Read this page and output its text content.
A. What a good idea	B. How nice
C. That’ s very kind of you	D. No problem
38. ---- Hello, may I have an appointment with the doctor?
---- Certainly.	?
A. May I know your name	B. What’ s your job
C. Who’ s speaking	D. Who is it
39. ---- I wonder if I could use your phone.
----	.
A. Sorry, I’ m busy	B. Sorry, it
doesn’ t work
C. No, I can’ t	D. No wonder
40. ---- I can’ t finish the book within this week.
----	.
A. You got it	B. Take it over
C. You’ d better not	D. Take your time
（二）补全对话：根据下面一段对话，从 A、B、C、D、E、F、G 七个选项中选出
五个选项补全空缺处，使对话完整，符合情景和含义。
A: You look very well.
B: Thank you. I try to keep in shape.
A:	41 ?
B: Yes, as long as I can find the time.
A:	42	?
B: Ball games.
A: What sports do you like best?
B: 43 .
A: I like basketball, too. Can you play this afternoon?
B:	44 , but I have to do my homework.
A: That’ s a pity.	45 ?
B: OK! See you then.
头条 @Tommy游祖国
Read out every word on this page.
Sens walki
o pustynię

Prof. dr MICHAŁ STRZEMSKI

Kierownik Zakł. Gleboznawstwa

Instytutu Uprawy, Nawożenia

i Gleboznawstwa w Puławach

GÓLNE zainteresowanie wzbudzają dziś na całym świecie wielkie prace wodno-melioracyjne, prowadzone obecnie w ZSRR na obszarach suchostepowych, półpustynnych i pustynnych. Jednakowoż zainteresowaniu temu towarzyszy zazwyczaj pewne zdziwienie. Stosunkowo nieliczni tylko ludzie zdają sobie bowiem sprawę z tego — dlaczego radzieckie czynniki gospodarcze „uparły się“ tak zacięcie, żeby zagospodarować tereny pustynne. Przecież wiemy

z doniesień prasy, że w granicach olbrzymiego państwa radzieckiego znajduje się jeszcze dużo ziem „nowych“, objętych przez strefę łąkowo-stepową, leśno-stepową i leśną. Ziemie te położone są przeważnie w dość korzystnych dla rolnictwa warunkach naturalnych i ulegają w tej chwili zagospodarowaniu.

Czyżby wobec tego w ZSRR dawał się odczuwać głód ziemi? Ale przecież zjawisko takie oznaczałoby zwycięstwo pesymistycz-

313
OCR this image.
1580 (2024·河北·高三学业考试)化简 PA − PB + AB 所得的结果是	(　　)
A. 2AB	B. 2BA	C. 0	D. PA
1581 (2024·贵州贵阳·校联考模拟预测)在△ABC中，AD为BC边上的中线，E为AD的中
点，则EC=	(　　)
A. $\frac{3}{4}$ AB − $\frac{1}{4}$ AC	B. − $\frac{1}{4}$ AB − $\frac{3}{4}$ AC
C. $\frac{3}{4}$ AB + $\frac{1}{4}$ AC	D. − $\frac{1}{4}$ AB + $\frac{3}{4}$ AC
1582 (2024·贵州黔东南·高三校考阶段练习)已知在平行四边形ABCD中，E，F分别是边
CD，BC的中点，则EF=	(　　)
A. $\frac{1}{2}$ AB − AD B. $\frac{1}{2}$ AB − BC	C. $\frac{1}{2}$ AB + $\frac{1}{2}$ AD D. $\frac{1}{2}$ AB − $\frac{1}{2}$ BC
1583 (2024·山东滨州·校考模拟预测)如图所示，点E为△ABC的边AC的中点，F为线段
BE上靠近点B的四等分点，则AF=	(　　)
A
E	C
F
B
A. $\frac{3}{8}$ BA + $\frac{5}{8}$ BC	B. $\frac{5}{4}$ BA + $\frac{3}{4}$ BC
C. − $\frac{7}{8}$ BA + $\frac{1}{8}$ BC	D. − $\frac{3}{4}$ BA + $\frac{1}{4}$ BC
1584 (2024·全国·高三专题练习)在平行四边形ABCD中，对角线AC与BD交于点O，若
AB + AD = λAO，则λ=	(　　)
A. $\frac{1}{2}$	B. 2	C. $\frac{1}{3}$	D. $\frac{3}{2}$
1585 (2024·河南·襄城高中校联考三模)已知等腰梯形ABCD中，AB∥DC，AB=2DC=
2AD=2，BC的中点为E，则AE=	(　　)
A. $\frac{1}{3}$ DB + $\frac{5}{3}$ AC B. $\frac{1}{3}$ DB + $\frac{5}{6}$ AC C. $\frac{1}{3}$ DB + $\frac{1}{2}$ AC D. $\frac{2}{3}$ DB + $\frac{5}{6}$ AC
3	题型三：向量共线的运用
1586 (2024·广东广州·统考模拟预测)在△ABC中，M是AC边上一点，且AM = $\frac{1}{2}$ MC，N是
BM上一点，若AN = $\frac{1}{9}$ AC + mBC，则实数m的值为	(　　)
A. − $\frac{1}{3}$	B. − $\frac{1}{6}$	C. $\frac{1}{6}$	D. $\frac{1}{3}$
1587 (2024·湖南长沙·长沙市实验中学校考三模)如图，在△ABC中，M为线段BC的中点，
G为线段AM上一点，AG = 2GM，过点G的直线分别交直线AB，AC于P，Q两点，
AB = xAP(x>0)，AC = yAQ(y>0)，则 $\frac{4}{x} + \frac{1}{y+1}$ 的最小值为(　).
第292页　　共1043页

### INSTRUCTION
Using the listing above, show each line holding the string "wonder".

### TASK ANSWER
39. ---- I wonder if I could use your phone.
C. No, I can’ t	D. No wonder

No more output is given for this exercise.